▶ **Required task**: Pick out each line containing the string "Traditional" and copy it.

▶ **Material for the task**:
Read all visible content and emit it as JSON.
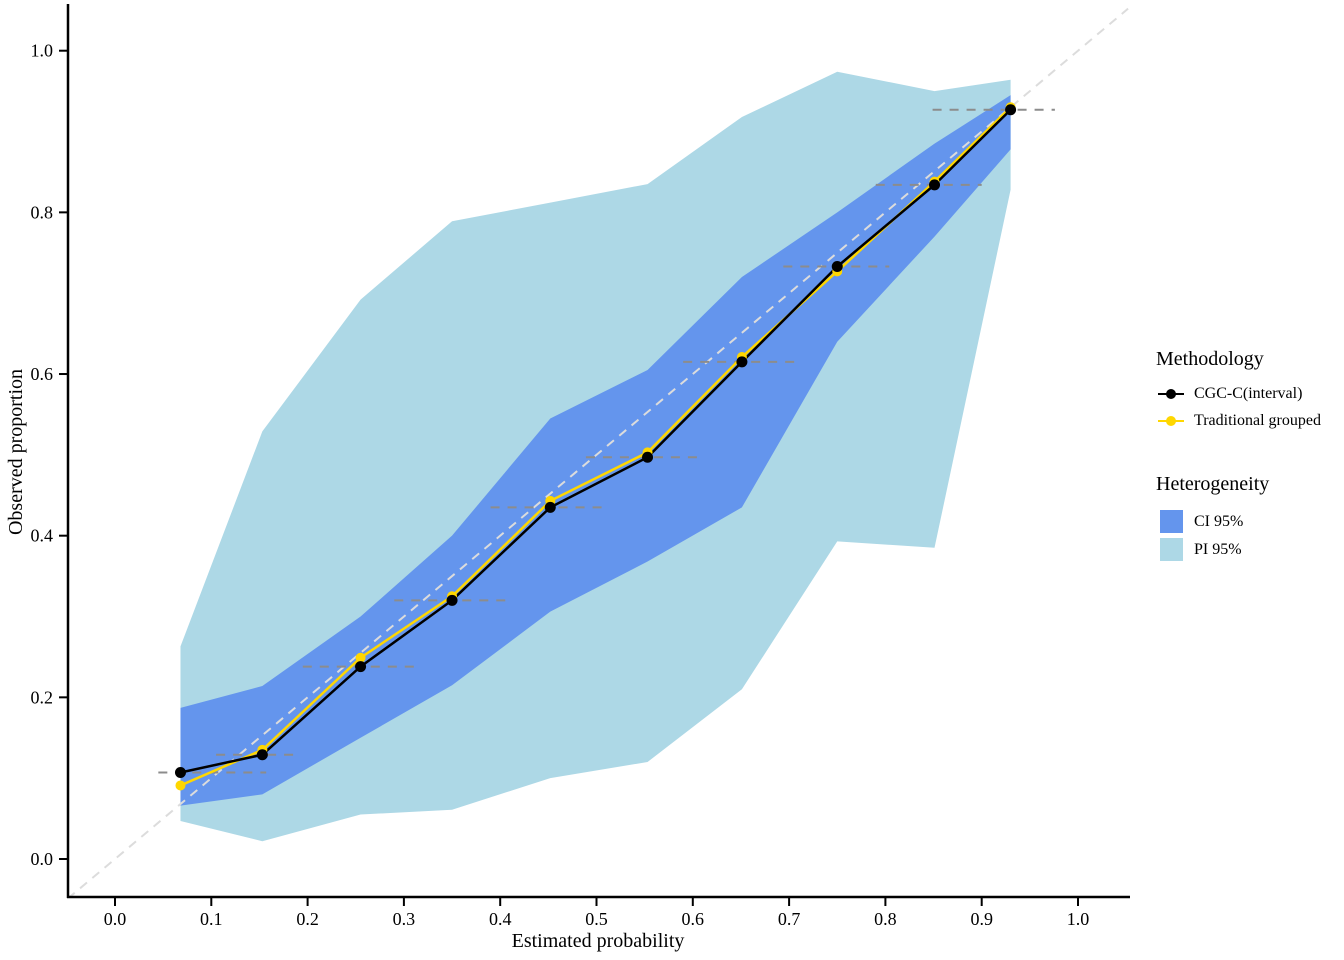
{
  "chart_data": {
    "type": "line",
    "title": "",
    "xlabel": "Estimated probability",
    "ylabel": "Observed proportion",
    "xlim": [
      -0.049,
      1.052
    ],
    "ylim": [
      -0.047,
      1.048
    ],
    "x_ticks": [
      "0.0",
      "0.1",
      "0.2",
      "0.3",
      "0.4",
      "0.5",
      "0.6",
      "0.7",
      "0.8",
      "0.9",
      "1.0"
    ],
    "x_tick_values": [
      0.0,
      0.1,
      0.2,
      0.3,
      0.4,
      0.5,
      0.6,
      0.7,
      0.8,
      0.9,
      1.0
    ],
    "y_ticks": [
      "0.0",
      "0.2",
      "0.4",
      "0.6",
      "0.8",
      "1.0"
    ],
    "y_tick_values": [
      0.0,
      0.2,
      0.4,
      0.6,
      0.8,
      1.0
    ],
    "grid": "off",
    "legend_position": "right",
    "identity_line": {
      "color": "#DCDCDC",
      "dash": "9 7",
      "width": 2
    },
    "bands": [
      {
        "name": "PI 95%",
        "color": "#ADD8E6",
        "x": [
          0.068,
          0.153,
          0.255,
          0.35,
          0.452,
          0.553,
          0.651,
          0.75,
          0.851,
          0.93
        ],
        "upper": [
          0.263,
          0.529,
          0.692,
          0.789,
          0.812,
          0.835,
          0.918,
          0.974,
          0.95,
          0.964
        ],
        "lower": [
          0.047,
          0.022,
          0.055,
          0.061,
          0.1,
          0.12,
          0.21,
          0.393,
          0.385,
          0.828
        ]
      },
      {
        "name": "CI 95%",
        "color": "#6495ED",
        "x": [
          0.068,
          0.153,
          0.255,
          0.35,
          0.452,
          0.553,
          0.651,
          0.75,
          0.851,
          0.93
        ],
        "upper": [
          0.187,
          0.214,
          0.3,
          0.4,
          0.545,
          0.605,
          0.72,
          0.8,
          0.885,
          0.945
        ],
        "lower": [
          0.066,
          0.08,
          0.15,
          0.215,
          0.306,
          0.368,
          0.435,
          0.64,
          0.77,
          0.878
        ]
      }
    ],
    "series": [
      {
        "name": "Traditional grouped",
        "color": "#FFD700",
        "point_radius": 5,
        "x": [
          0.068,
          0.153,
          0.255,
          0.35,
          0.452,
          0.553,
          0.651,
          0.75,
          0.851,
          0.93
        ],
        "y": [
          0.091,
          0.135,
          0.249,
          0.325,
          0.443,
          0.503,
          0.621,
          0.727,
          0.838,
          0.93
        ]
      },
      {
        "name": "CGC-C(interval)",
        "color": "#000000",
        "point_radius": 5.5,
        "x": [
          0.068,
          0.153,
          0.255,
          0.35,
          0.452,
          0.553,
          0.651,
          0.75,
          0.851,
          0.93
        ],
        "y": [
          0.107,
          0.129,
          0.238,
          0.32,
          0.435,
          0.497,
          0.615,
          0.733,
          0.834,
          0.927
        ]
      }
    ],
    "interval_markers": {
      "color": "#8C8C8C",
      "dash": "9 8",
      "width": 2,
      "segments": [
        {
          "x1": 0.045,
          "x2": 0.157,
          "y": 0.107
        },
        {
          "x1": 0.105,
          "x2": 0.19,
          "y": 0.129
        },
        {
          "x1": 0.195,
          "x2": 0.315,
          "y": 0.238
        },
        {
          "x1": 0.29,
          "x2": 0.41,
          "y": 0.32
        },
        {
          "x1": 0.39,
          "x2": 0.513,
          "y": 0.435
        },
        {
          "x1": 0.489,
          "x2": 0.607,
          "y": 0.497
        },
        {
          "x1": 0.59,
          "x2": 0.71,
          "y": 0.615
        },
        {
          "x1": 0.694,
          "x2": 0.804,
          "y": 0.733
        },
        {
          "x1": 0.79,
          "x2": 0.9,
          "y": 0.834
        },
        {
          "x1": 0.849,
          "x2": 0.976,
          "y": 0.927
        }
      ]
    }
  },
  "legend": {
    "methodology": {
      "title": "Methodology",
      "items": [
        {
          "label": "CGC-C(interval)",
          "color": "#000000"
        },
        {
          "label": "Traditional grouped",
          "color": "#FFD700"
        }
      ]
    },
    "heterogeneity": {
      "title": "Heterogeneity",
      "items": [
        {
          "label": "CI 95%",
          "color": "#6495ED"
        },
        {
          "label": "PI 95%",
          "color": "#ADD8E6"
        }
      ]
    }
  }
}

▶ **Correct answer**:
        "name": "Traditional grouped",
          "label": "Traditional grouped",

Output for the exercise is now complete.